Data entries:

----

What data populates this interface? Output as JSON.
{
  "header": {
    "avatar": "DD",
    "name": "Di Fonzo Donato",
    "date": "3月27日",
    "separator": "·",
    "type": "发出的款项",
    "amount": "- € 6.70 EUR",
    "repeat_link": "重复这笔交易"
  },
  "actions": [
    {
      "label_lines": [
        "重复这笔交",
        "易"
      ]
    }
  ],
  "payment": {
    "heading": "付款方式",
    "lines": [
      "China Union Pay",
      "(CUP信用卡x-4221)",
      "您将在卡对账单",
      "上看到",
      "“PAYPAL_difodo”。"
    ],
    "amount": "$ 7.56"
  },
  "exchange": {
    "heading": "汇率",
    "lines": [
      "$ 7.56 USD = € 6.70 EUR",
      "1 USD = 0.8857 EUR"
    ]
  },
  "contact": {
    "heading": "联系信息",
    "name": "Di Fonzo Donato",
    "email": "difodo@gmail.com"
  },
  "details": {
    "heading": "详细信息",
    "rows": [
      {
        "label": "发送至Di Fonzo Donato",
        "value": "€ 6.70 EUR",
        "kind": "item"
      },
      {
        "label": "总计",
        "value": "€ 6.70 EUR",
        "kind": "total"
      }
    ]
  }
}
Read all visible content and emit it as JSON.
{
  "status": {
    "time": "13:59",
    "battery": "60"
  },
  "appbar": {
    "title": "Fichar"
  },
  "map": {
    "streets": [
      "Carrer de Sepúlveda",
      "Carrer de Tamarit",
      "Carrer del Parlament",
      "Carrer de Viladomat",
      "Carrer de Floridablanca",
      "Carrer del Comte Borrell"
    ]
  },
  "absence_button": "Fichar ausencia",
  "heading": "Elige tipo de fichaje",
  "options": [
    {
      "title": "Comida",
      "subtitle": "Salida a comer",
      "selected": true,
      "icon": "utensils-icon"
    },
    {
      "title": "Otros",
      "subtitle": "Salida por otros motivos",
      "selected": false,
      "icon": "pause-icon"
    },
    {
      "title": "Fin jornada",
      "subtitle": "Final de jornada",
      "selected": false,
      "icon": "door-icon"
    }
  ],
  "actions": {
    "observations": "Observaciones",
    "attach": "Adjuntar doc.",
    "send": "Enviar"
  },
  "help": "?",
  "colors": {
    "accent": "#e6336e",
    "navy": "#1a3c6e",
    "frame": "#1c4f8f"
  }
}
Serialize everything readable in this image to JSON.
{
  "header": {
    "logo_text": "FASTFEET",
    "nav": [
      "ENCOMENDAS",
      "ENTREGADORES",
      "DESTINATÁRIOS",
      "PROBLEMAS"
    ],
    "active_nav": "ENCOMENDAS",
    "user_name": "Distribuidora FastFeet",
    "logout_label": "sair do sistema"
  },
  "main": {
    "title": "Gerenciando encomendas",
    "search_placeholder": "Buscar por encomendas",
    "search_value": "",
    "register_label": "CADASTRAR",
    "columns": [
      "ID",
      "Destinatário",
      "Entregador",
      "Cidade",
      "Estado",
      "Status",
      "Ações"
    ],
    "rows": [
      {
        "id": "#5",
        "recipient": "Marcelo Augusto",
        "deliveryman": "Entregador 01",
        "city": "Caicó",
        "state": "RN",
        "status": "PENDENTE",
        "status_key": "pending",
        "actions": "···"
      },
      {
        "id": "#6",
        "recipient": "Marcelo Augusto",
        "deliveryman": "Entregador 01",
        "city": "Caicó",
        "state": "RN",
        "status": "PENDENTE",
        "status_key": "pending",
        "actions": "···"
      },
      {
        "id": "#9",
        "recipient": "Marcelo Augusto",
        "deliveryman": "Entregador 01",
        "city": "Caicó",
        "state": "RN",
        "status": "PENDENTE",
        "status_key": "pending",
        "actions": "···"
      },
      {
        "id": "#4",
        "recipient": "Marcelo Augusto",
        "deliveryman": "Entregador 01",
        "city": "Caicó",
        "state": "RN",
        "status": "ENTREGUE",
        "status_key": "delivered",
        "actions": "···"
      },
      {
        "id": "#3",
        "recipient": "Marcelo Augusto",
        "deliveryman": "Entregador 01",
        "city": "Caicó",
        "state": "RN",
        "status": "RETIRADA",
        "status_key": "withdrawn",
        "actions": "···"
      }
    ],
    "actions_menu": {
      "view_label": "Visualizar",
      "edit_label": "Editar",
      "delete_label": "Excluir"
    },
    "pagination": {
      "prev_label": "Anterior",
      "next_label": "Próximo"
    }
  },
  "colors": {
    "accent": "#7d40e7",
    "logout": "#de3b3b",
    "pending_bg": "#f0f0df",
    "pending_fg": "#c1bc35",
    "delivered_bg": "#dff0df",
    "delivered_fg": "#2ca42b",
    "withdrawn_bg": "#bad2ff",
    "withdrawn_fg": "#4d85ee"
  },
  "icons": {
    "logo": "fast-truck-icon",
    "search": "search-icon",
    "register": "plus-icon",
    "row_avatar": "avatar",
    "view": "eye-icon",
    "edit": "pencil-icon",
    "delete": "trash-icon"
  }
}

----

TASK INSTRUCTIONS: Restate the whole listing exactly, leaving out nothing.

OUTPUT FOR THIS EXERCISE:
What data populates this interface? Output as JSON.
{
  "header": {
    "avatar": "DD",
    "name": "Di Fonzo Donato",
    "date": "3月27日",
    "separator": "·",
    "type": "发出的款项",
    "amount": "- € 6.70 EUR",
    "repeat_link": "重复这笔交易"
  },
  "actions": [
    {
      "label_lines": [
        "重复这笔交",
        "易"
      ]
    }
  ],
  "payment": {
    "heading": "付款方式",
    "lines": [
      "China Union Pay",
      "(CUP信用卡x-4221)",
      "您将在卡对账单",
      "上看到",
      "“PAYPAL_difodo”。"
    ],
    "amount": "$ 7.56"
  },
  "exchange": {
    "heading": "汇率",
    "lines": [
      "$ 7.56 USD = € 6.70 EUR",
      "1 USD = 0.8857 EUR"
    ]
  },
  "contact": {
    "heading": "联系信息",
    "name": "Di Fonzo Donato",
    "email": "difodo@gmail.com"
  },
  "details": {
    "heading": "详细信息",
    "rows": [
      {
        "label": "发送至Di Fonzo Donato",
        "value": "€ 6.70 EUR",
        "kind": "item"
      },
      {
        "label": "总计",
        "value": "€ 6.70 EUR",
        "kind": "total"
      }
    ]
  }
}
Read all visible content and emit it as JSON.
{
  "status": {
    "time": "13:59",
    "battery": "60"
  },
  "appbar": {
    "title": "Fichar"
  },
  "map": {
    "streets": [
      "Carrer de Sepúlveda",
      "Carrer de Tamarit",
      "Carrer del Parlament",
      "Carrer de Viladomat",
      "Carrer de Floridablanca",
      "Carrer del Comte Borrell"
    ]
  },
  "absence_button": "Fichar ausencia",
  "heading": "Elige tipo de fichaje",
  "options": [
    {
      "title": "Comida",
      "subtitle": "Salida a comer",
      "selected": true,
      "icon": "utensils-icon"
    },
    {
      "title": "Otros",
      "subtitle": "Salida por otros motivos",
      "selected": false,
      "icon": "pause-icon"
    },
    {
      "title": "Fin jornada",
      "subtitle": "Final de jornada",
      "selected": false,
      "icon": "door-icon"
    }
  ],
  "actions": {
    "observations": "Observaciones",
    "attach": "Adjuntar doc.",
    "send": "Enviar"
  },
  "help": "?",
  "colors": {
    "accent": "#e6336e",
    "navy": "#1a3c6e",
    "frame": "#1c4f8f"
  }
}
Serialize everything readable in this image to JSON.
{
  "header": {
    "logo_text": "FASTFEET",
    "nav": [
      "ENCOMENDAS",
      "ENTREGADORES",
      "DESTINATÁRIOS",
      "PROBLEMAS"
    ],
    "active_nav": "ENCOMENDAS",
    "user_name": "Distribuidora FastFeet",
    "logout_label": "sair do sistema"
  },
  "main": {
    "title": "Gerenciando encomendas",
    "search_placeholder": "Buscar por encomendas",
    "search_value": "",
    "register_label": "CADASTRAR",
    "columns": [
      "ID",
      "Destinatário",
      "Entregador",
      "Cidade",
      "Estado",
      "Status",
      "Ações"
    ],
    "rows": [
      {
        "id": "#5",
        "recipient": "Marcelo Augusto",
        "deliveryman": "Entregador 01",
        "city": "Caicó",
        "state": "RN",
        "status": "PENDENTE",
        "status_key": "pending",
        "actions": "···"
      },
      {
        "id": "#6",
        "recipient": "Marcelo Augusto",
        "deliveryman": "Entregador 01",
        "city": "Caicó",
        "state": "RN",
        "status": "PENDENTE",
        "status_key": "pending",
        "actions": "···"
      },
      {
        "id": "#9",
        "recipient": "Marcelo Augusto",
        "deliveryman": "Entregador 01",
        "city": "Caicó",
        "state": "RN",
        "status": "PENDENTE",
        "status_key": "pending",
        "actions": "···"
      },
      {
        "id": "#4",
        "recipient": "Marcelo Augusto",
        "deliveryman": "Entregador 01",
        "city": "Caicó",
        "state": "RN",
        "status": "ENTREGUE",
        "status_key": "delivered",
        "actions": "···"
      },
      {
        "id": "#3",
        "recipient": "Marcelo Augusto",
        "deliveryman": "Entregador 01",
        "city": "Caicó",
        "state": "RN",
        "status": "RETIRADA",
        "status_key": "withdrawn",
        "actions": "···"
      }
    ],
    "actions_menu": {
      "view_label": "Visualizar",
      "edit_label": "Editar",
      "delete_label": "Excluir"
    },
    "pagination": {
      "prev_label": "Anterior",
      "next_label": "Próximo"
    }
  },
  "colors": {
    "accent": "#7d40e7",
    "logout": "#de3b3b",
    "pending_bg": "#f0f0df",
    "pending_fg": "#c1bc35",
    "delivered_bg": "#dff0df",
    "delivered_fg": "#2ca42b",
    "withdrawn_bg": "#bad2ff",
    "withdrawn_fg": "#4d85ee"
  },
  "icons": {
    "logo": "fast-truck-icon",
    "search": "search-icon",
    "register": "plus-icon",
    "row_avatar": "avatar",
    "view": "eye-icon",
    "edit": "pencil-icon",
    "delete": "trash-icon"
  }
}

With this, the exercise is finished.